*Requirement*: Please list all lines of the material below in which the string "estimate" occurs.
= = = = =
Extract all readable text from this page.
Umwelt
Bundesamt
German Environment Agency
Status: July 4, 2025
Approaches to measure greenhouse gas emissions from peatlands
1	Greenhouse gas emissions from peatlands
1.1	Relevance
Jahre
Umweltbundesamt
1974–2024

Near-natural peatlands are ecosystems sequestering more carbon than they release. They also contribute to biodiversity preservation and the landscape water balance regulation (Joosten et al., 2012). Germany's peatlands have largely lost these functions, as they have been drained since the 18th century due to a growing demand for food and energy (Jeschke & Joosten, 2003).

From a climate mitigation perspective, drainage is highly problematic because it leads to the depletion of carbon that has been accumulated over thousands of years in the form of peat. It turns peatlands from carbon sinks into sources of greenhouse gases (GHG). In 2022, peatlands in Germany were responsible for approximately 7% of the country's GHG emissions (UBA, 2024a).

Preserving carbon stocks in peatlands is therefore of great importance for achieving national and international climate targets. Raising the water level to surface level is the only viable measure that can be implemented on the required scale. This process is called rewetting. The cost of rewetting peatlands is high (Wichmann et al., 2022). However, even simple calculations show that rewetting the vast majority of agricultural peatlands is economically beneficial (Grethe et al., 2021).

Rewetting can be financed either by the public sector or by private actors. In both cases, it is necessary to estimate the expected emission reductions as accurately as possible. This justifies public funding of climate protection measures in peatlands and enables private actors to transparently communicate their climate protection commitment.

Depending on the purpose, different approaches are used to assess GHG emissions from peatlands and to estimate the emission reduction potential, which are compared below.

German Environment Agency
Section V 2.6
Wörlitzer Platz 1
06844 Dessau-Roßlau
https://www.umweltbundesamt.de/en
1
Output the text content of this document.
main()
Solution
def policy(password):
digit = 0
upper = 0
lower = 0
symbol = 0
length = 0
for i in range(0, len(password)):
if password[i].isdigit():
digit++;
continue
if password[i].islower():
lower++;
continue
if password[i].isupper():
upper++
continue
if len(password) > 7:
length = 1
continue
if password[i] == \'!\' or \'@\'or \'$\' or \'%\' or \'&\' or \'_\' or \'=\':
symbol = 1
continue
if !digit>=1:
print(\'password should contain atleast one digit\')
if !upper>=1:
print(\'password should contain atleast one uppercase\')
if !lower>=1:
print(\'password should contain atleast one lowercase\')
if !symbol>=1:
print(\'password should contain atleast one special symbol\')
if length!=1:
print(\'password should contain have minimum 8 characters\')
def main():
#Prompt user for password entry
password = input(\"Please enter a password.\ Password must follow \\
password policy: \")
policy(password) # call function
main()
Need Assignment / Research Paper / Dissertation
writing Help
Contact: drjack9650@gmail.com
= = = = =
*Result for this task*:
Rewetting can be financed either by the public sector or by private actors. In both cases, it is necessary to estimate the expected emission reductions as accurately as possible. This justifies public funding of climate protection measures in peatlands and enables private actors to transparently communicate their climate protection commitment.
Depending on the purpose, different approaches are used to assess GHG emissions from peatlands and to estimate the emission reduction potential, which are compared below.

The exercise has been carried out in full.